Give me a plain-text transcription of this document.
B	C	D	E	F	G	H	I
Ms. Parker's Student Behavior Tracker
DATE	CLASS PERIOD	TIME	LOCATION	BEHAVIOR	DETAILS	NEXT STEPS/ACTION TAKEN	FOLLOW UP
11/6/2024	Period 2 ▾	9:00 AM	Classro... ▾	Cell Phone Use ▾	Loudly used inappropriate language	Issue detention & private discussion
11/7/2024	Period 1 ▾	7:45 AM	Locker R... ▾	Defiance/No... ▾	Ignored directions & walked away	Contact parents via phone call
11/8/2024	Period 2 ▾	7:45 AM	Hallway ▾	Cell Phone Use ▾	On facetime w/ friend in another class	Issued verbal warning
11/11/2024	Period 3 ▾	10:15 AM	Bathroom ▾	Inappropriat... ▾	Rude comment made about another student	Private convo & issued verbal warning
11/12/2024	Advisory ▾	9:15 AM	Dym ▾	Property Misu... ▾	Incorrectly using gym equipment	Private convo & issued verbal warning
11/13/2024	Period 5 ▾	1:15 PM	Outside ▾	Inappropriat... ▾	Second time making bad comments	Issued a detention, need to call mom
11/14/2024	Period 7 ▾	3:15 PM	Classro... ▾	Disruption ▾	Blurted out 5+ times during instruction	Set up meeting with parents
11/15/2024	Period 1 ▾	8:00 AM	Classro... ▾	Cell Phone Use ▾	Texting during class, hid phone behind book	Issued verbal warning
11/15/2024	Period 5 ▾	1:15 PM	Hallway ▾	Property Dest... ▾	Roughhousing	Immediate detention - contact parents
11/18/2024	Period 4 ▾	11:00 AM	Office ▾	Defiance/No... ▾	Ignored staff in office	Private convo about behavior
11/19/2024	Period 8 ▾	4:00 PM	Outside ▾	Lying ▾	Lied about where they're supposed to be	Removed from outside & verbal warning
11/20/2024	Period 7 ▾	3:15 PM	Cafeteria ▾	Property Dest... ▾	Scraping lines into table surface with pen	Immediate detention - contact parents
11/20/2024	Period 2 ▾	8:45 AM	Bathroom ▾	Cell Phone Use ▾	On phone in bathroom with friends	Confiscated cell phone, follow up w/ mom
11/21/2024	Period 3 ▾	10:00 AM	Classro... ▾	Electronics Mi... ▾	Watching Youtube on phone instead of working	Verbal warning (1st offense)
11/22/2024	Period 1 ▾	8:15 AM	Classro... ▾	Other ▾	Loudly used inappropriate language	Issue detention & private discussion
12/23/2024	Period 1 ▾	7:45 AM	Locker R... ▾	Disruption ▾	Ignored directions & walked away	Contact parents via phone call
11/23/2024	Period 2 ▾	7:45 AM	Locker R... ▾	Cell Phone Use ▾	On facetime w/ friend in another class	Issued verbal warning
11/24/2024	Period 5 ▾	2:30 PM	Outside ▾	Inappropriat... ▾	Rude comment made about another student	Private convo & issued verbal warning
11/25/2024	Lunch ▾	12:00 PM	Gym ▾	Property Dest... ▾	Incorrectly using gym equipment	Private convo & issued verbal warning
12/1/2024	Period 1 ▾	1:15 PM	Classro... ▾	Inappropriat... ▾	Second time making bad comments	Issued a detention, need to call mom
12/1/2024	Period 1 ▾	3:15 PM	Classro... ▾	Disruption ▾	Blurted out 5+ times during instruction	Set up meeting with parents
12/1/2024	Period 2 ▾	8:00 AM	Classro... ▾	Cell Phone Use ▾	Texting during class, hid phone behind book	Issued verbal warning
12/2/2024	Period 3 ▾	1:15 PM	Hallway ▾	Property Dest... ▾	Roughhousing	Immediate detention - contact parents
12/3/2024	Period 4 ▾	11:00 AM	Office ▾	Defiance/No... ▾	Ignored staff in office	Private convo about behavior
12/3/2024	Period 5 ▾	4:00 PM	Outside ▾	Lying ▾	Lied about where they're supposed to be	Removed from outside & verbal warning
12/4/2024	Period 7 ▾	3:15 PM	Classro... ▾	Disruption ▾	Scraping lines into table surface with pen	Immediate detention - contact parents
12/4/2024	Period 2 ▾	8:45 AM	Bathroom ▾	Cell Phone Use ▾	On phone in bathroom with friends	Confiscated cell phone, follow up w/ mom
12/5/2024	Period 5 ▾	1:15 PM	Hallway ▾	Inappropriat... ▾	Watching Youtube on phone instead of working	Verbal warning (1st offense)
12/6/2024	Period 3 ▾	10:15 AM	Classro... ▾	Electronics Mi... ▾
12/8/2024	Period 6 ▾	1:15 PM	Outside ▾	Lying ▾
-=-=-=-=-
Exercise directions: Can you reproduce all the material exactly?

Result of the exercise:
Give me a plain-text transcription of this document.
B	C	D	E	F	G	H	I
Ms. Parker's Student Behavior Tracker
DATE	CLASS PERIOD	TIME	LOCATION	BEHAVIOR	DETAILS	NEXT STEPS/ACTION TAKEN	FOLLOW UP
11/6/2024	Period 2 ▾	9:00 AM	Classro... ▾	Cell Phone Use ▾	Loudly used inappropriate language	Issue detention & private discussion
11/7/2024	Period 1 ▾	7:45 AM	Locker R... ▾	Defiance/No... ▾	Ignored directions & walked away	Contact parents via phone call
11/8/2024	Period 2 ▾	7:45 AM	Hallway ▾	Cell Phone Use ▾	On facetime w/ friend in another class	Issued verbal warning
11/11/2024	Period 3 ▾	10:15 AM	Bathroom ▾	Inappropriat... ▾	Rude comment made about another student	Private convo & issued verbal warning
11/12/2024	Advisory ▾	9:15 AM	Dym ▾	Property Misu... ▾	Incorrectly using gym equipment	Private convo & issued verbal warning
11/13/2024	Period 5 ▾	1:15 PM	Outside ▾	Inappropriat... ▾	Second time making bad comments	Issued a detention, need to call mom
11/14/2024	Period 7 ▾	3:15 PM	Classro... ▾	Disruption ▾	Blurted out 5+ times during instruction	Set up meeting with parents
11/15/2024	Period 1 ▾	8:00 AM	Classro... ▾	Cell Phone Use ▾	Texting during class, hid phone behind book	Issued verbal warning
11/15/2024	Period 5 ▾	1:15 PM	Hallway ▾	Property Dest... ▾	Roughhousing	Immediate detention - contact parents
11/18/2024	Period 4 ▾	11:00 AM	Office ▾	Defiance/No... ▾	Ignored staff in office	Private convo about behavior
11/19/2024	Period 8 ▾	4:00 PM	Outside ▾	Lying ▾	Lied about where they're supposed to be	Removed from outside & verbal warning
11/20/2024	Period 7 ▾	3:15 PM	Cafeteria ▾	Property Dest... ▾	Scraping lines into table surface with pen	Immediate detention - contact parents
11/20/2024	Period 2 ▾	8:45 AM	Bathroom ▾	Cell Phone Use ▾	On phone in bathroom with friends	Confiscated cell phone, follow up w/ mom
11/21/2024	Period 3 ▾	10:00 AM	Classro... ▾	Electronics Mi... ▾	Watching Youtube on phone instead of working	Verbal warning (1st offense)
11/22/2024	Period 1 ▾	8:15 AM	Classro... ▾	Other ▾	Loudly used inappropriate language	Issue detention & private discussion
12/23/2024	Period 1 ▾	7:45 AM	Locker R... ▾	Disruption ▾	Ignored directions & walked away	Contact parents via phone call
11/23/2024	Period 2 ▾	7:45 AM	Locker R... ▾	Cell Phone Use ▾	On facetime w/ friend in another class	Issued verbal warning
11/24/2024	Period 5 ▾	2:30 PM	Outside ▾	Inappropriat... ▾	Rude comment made about another student	Private convo & issued verbal warning
11/25/2024	Lunch ▾	12:00 PM	Gym ▾	Property Dest... ▾	Incorrectly using gym equipment	Private convo & issued verbal warning
12/1/2024	Period 1 ▾	1:15 PM	Classro... ▾	Inappropriat... ▾	Second time making bad comments	Issued a detention, need to call mom
12/1/2024	Period 1 ▾	3:15 PM	Classro... ▾	Disruption ▾	Blurted out 5+ times during instruction	Set up meeting with parents
12/1/2024	Period 2 ▾	8:00 AM	Classro... ▾	Cell Phone Use ▾	Texting during class, hid phone behind book	Issued verbal warning
12/2/2024	Period 3 ▾	1:15 PM	Hallway ▾	Property Dest... ▾	Roughhousing	Immediate detention - contact parents
12/3/2024	Period 4 ▾	11:00 AM	Office ▾	Defiance/No... ▾	Ignored staff in office	Private convo about behavior
12/3/2024	Period 5 ▾	4:00 PM	Outside ▾	Lying ▾	Lied about where they're supposed to be	Removed from outside & verbal warning
12/4/2024	Period 7 ▾	3:15 PM	Classro... ▾	Disruption ▾	Scraping lines into table surface with pen	Immediate detention - contact parents
12/4/2024	Period 2 ▾	8:45 AM	Bathroom ▾	Cell Phone Use ▾	On phone in bathroom with friends	Confiscated cell phone, follow up w/ mom
12/5/2024	Period 5 ▾	1:15 PM	Hallway ▾	Inappropriat... ▾	Watching Youtube on phone instead of working	Verbal warning (1st offense)
12/6/2024	Period 3 ▾	10:15 AM	Classro... ▾	Electronics Mi... ▾
12/8/2024	Period 6 ▾	1:15 PM	Outside ▾	Lying ▾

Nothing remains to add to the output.